(Records from a dataset)
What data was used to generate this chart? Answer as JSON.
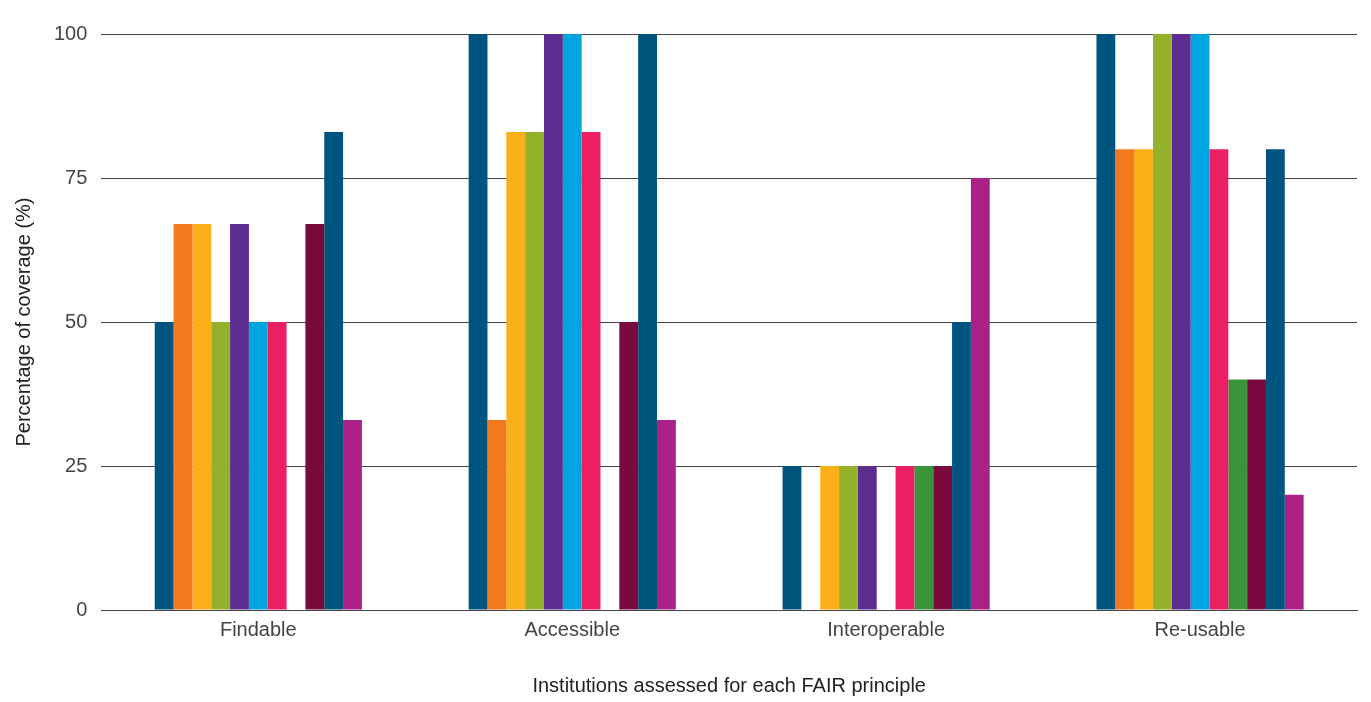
{
  "chart_data": {
    "type": "bar",
    "xlabel": "Institutions assessed for each FAIR principle",
    "ylabel": "Percentage of coverage (%)",
    "categories": [
      "Findable",
      "Accessible",
      "Interoperable",
      "Re-usable"
    ],
    "series": [
      {
        "color": "#00557f",
        "values": [
          50,
          100,
          25,
          100
        ]
      },
      {
        "color": "#f47a20",
        "values": [
          67,
          33,
          0,
          80
        ]
      },
      {
        "color": "#fbb01a",
        "values": [
          67,
          83,
          25,
          80
        ]
      },
      {
        "color": "#93b22a",
        "values": [
          50,
          83,
          25,
          100
        ]
      },
      {
        "color": "#5c2d91",
        "values": [
          67,
          100,
          25,
          100
        ]
      },
      {
        "color": "#00a4e0",
        "values": [
          50,
          100,
          0,
          100
        ]
      },
      {
        "color": "#ec1f63",
        "values": [
          50,
          83,
          25,
          80
        ]
      },
      {
        "color": "#3b9439",
        "values": [
          0,
          0,
          25,
          40
        ]
      },
      {
        "color": "#7a0a3e",
        "values": [
          67,
          50,
          25,
          40
        ]
      },
      {
        "color": "#00557f",
        "values": [
          83,
          100,
          50,
          80
        ]
      },
      {
        "color": "#ab2188",
        "values": [
          33,
          33,
          75,
          20
        ]
      }
    ],
    "ylim": [
      0,
      100
    ],
    "yticks": [
      0,
      25,
      50,
      75,
      100
    ],
    "grid": "y",
    "legend": false
  }
}
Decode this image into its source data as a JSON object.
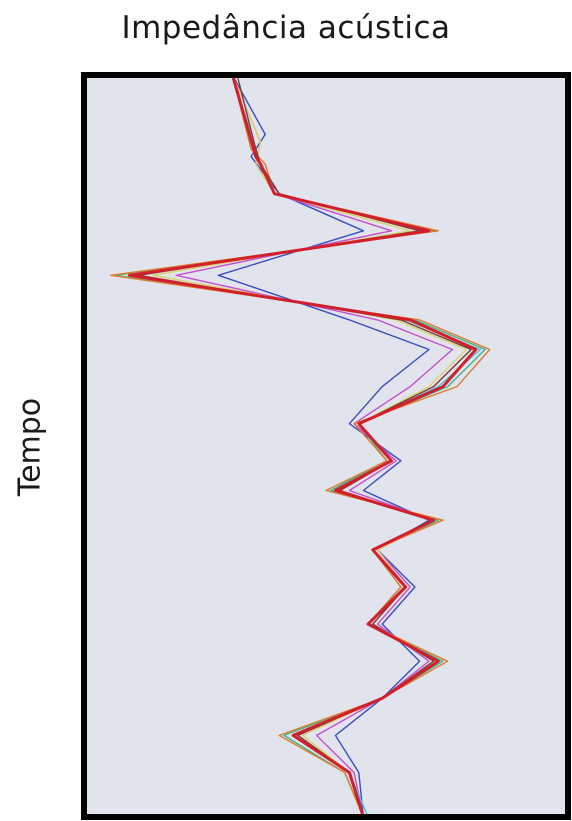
{
  "chart_data": {
    "type": "line",
    "title": "Impedância acústica",
    "xlabel": "",
    "ylabel": "Tempo",
    "xlim": [
      0,
      1
    ],
    "ylim": [
      0,
      100
    ],
    "y_inverted": true,
    "grid": false,
    "legend": "none",
    "background_color": "#e1e4ec",
    "frame_color": "#000000",
    "series": [
      {
        "color": "#d21f2b",
        "y": [
          0,
          11,
          12,
          16,
          21,
          27,
          33,
          37,
          42,
          47,
          52,
          56,
          60,
          64,
          69,
          74,
          79,
          84,
          89,
          94,
          100
        ],
        "x": [
          0.3,
          0.35,
          0.36,
          0.39,
          0.72,
          0.08,
          0.68,
          0.82,
          0.75,
          0.57,
          0.64,
          0.52,
          0.73,
          0.6,
          0.67,
          0.59,
          0.74,
          0.62,
          0.43,
          0.55,
          0.58
        ]
      },
      {
        "color": "#3a4fc0",
        "y": [
          0,
          8,
          11,
          16,
          21,
          27,
          33,
          37,
          42,
          47,
          52,
          56,
          60,
          64,
          69,
          74,
          79,
          84,
          89,
          94,
          100
        ],
        "x": [
          0.3,
          0.37,
          0.34,
          0.4,
          0.58,
          0.27,
          0.55,
          0.72,
          0.62,
          0.55,
          0.66,
          0.58,
          0.72,
          0.61,
          0.69,
          0.62,
          0.7,
          0.62,
          0.52,
          0.57,
          0.58
        ]
      },
      {
        "color": "#c64fd0",
        "y": [
          0,
          9,
          12,
          16,
          21,
          27,
          33,
          37,
          42,
          47,
          52,
          56,
          60,
          64,
          69,
          74,
          79,
          84,
          89,
          94,
          100
        ],
        "x": [
          0.3,
          0.36,
          0.35,
          0.39,
          0.64,
          0.18,
          0.61,
          0.77,
          0.68,
          0.56,
          0.65,
          0.55,
          0.73,
          0.61,
          0.68,
          0.61,
          0.72,
          0.62,
          0.48,
          0.56,
          0.58
        ]
      },
      {
        "color": "#d8d36a",
        "y": [
          0,
          9,
          12,
          16,
          21,
          27,
          33,
          37,
          42,
          47,
          52,
          56,
          60,
          64,
          69,
          74,
          79,
          84,
          89,
          94,
          100
        ],
        "x": [
          0.3,
          0.36,
          0.35,
          0.39,
          0.68,
          0.13,
          0.65,
          0.8,
          0.72,
          0.57,
          0.64,
          0.53,
          0.73,
          0.61,
          0.67,
          0.6,
          0.73,
          0.62,
          0.45,
          0.55,
          0.58
        ]
      },
      {
        "color": "#3fb48c",
        "y": [
          0,
          10,
          12,
          16,
          21,
          27,
          33,
          37,
          42,
          47,
          52,
          56,
          60,
          64,
          69,
          74,
          79,
          84,
          89,
          94,
          100
        ],
        "x": [
          0.3,
          0.35,
          0.36,
          0.39,
          0.73,
          0.05,
          0.69,
          0.84,
          0.76,
          0.57,
          0.63,
          0.51,
          0.74,
          0.6,
          0.66,
          0.59,
          0.75,
          0.62,
          0.41,
          0.54,
          0.58
        ]
      },
      {
        "color": "#e07a2c",
        "y": [
          0,
          10,
          12,
          16,
          21,
          27,
          33,
          37,
          42,
          47,
          52,
          56,
          60,
          64,
          69,
          74,
          79,
          84,
          89,
          94,
          100
        ],
        "x": [
          0.3,
          0.34,
          0.37,
          0.39,
          0.74,
          0.04,
          0.7,
          0.85,
          0.78,
          0.56,
          0.63,
          0.5,
          0.75,
          0.6,
          0.66,
          0.59,
          0.76,
          0.62,
          0.4,
          0.54,
          0.58
        ]
      },
      {
        "color": "#4fc0d8",
        "y": [
          0,
          10,
          12,
          16,
          21,
          27,
          33,
          37,
          42,
          47,
          52,
          56,
          60,
          64,
          69,
          74,
          79,
          84,
          89,
          94,
          100
        ],
        "x": [
          0.3,
          0.35,
          0.36,
          0.39,
          0.71,
          0.08,
          0.67,
          0.83,
          0.74,
          0.57,
          0.64,
          0.52,
          0.73,
          0.6,
          0.67,
          0.59,
          0.74,
          0.62,
          0.44,
          0.55,
          0.59
        ]
      },
      {
        "color": "#7a3a3a",
        "y": [
          0,
          10,
          12,
          16,
          21,
          27,
          33,
          37,
          42,
          47,
          52,
          56,
          60,
          64,
          69,
          74,
          79,
          84,
          89,
          94,
          100
        ],
        "x": [
          0.31,
          0.35,
          0.36,
          0.4,
          0.7,
          0.1,
          0.66,
          0.81,
          0.73,
          0.57,
          0.64,
          0.53,
          0.73,
          0.6,
          0.67,
          0.6,
          0.73,
          0.62,
          0.44,
          0.55,
          0.58
        ]
      }
    ]
  }
}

— WORK REQUIRED —
Looking at the entries above, how many lines contain the word "xlabel"? Answer with the number alone.

— SOLUTION TO THIS EXERCISE —
2